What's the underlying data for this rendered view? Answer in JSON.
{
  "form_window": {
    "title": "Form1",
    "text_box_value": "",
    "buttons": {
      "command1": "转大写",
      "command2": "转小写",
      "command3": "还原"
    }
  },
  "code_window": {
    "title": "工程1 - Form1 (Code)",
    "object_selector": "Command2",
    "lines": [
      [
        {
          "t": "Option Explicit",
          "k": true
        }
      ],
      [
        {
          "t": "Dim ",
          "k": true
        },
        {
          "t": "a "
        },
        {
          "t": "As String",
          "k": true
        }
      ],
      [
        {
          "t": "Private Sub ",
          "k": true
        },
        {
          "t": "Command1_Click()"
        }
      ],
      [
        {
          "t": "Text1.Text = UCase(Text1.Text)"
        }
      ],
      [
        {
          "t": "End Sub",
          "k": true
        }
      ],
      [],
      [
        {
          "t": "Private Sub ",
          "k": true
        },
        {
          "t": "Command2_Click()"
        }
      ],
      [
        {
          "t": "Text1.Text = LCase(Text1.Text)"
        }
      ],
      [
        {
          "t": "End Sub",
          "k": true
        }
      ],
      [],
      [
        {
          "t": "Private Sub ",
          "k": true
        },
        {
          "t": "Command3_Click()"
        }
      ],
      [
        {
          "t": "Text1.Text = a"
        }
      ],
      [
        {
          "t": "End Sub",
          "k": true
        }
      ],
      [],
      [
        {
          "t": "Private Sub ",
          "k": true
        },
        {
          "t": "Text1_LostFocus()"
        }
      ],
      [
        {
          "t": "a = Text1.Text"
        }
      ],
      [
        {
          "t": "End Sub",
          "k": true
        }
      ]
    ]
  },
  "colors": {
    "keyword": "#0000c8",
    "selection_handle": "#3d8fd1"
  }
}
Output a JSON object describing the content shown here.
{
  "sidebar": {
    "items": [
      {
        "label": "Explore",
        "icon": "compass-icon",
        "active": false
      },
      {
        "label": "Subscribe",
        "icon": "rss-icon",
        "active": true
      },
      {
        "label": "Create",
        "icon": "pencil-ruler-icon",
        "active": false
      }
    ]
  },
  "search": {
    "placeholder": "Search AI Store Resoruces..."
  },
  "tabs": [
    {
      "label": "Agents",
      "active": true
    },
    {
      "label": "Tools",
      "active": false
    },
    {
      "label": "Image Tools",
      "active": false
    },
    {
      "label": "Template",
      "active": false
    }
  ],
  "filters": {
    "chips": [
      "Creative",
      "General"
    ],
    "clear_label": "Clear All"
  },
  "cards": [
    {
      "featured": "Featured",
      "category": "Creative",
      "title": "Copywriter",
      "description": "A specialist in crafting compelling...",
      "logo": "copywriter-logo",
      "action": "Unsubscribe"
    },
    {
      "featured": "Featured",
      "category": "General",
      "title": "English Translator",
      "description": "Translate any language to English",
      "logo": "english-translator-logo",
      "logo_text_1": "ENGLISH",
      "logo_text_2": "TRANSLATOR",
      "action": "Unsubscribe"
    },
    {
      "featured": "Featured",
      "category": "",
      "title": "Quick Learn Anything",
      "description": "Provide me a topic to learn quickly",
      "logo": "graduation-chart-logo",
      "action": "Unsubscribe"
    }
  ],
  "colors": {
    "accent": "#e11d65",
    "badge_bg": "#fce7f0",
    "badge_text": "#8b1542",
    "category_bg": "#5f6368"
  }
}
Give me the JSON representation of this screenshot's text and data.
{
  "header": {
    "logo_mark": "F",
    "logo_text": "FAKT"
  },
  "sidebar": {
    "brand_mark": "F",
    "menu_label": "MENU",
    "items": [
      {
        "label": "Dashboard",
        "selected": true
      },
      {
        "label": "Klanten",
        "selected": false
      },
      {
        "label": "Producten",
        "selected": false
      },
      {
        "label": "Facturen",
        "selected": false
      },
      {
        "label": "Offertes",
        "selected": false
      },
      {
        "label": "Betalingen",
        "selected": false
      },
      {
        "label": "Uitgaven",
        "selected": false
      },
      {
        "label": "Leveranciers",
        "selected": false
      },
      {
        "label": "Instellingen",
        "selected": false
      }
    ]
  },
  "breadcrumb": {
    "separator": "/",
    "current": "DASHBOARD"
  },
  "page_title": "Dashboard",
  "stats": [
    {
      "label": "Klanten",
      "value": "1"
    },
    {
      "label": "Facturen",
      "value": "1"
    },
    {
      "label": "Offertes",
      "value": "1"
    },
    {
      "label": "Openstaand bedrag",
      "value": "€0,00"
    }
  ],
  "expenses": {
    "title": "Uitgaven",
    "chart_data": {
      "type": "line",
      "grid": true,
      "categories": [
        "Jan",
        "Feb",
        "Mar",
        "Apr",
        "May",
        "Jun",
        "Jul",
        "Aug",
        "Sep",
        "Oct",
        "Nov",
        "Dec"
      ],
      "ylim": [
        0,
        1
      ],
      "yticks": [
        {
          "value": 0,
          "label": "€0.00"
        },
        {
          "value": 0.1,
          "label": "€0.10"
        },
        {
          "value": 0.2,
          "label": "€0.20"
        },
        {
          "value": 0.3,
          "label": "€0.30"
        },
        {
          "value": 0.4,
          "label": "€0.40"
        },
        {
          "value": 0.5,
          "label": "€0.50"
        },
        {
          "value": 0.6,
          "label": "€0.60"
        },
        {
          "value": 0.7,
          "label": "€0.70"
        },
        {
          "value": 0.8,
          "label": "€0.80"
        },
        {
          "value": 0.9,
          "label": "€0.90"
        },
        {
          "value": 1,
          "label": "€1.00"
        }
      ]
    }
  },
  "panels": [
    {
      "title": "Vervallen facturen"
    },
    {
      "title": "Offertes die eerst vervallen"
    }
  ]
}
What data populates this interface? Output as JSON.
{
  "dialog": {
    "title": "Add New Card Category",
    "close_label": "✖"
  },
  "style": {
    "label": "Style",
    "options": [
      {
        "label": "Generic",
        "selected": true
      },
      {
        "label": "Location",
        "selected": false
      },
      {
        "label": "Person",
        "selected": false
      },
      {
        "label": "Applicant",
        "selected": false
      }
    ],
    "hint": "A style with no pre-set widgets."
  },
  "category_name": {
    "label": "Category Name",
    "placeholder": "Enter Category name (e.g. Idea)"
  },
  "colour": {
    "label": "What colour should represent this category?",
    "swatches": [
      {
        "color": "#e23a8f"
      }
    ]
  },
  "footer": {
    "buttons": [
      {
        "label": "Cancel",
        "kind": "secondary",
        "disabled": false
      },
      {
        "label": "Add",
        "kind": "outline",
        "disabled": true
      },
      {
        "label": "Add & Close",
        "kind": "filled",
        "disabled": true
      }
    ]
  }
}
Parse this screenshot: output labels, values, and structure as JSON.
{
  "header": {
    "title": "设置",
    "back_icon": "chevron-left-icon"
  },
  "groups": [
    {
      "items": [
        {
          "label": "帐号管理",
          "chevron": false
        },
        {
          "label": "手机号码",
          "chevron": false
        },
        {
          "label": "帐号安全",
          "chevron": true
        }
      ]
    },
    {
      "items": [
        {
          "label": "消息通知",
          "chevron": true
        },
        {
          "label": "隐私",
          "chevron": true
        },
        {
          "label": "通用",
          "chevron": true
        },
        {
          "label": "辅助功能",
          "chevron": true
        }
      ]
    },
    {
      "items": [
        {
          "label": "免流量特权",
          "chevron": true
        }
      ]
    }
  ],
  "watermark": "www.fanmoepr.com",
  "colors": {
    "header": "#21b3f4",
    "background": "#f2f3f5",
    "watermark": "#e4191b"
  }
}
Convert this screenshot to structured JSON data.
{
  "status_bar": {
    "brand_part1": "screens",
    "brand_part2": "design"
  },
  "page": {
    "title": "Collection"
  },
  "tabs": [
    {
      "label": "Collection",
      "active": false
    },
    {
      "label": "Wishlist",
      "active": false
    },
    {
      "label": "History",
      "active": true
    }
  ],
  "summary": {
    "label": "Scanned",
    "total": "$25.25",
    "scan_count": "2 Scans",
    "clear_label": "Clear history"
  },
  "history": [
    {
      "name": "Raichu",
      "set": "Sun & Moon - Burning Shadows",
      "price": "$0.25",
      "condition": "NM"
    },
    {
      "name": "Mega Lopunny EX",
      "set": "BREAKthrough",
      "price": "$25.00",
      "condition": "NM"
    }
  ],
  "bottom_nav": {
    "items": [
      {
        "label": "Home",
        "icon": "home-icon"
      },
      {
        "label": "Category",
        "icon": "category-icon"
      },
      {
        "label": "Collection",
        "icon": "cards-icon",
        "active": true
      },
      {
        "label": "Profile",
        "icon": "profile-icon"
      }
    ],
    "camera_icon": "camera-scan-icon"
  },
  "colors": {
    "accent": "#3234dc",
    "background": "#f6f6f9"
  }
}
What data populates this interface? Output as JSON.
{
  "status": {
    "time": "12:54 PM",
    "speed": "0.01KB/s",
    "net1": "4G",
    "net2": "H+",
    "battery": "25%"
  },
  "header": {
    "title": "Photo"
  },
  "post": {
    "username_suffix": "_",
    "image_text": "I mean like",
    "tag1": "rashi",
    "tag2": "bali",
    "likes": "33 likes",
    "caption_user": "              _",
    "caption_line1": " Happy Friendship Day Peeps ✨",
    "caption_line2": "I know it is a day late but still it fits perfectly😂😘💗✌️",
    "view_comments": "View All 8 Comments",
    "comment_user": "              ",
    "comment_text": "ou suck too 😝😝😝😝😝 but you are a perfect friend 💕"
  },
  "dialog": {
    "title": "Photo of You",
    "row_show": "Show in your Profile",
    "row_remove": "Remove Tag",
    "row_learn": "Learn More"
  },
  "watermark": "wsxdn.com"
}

----------------------------------------

EXERCISE AIM | Locate the string "icon" in the listing above and copy every line where it occurs.

TASK SOLUTION |
        "icon": "compass-icon",
        "icon": "rss-icon",
        "icon": "pencil-ruler-icon",
    "back_icon": "chevron-left-icon"
        "icon": "home-icon"
        "icon": "category-icon"
        "icon": "cards-icon",
        "icon": "profile-icon"
    "camera_icon": "camera-scan-icon"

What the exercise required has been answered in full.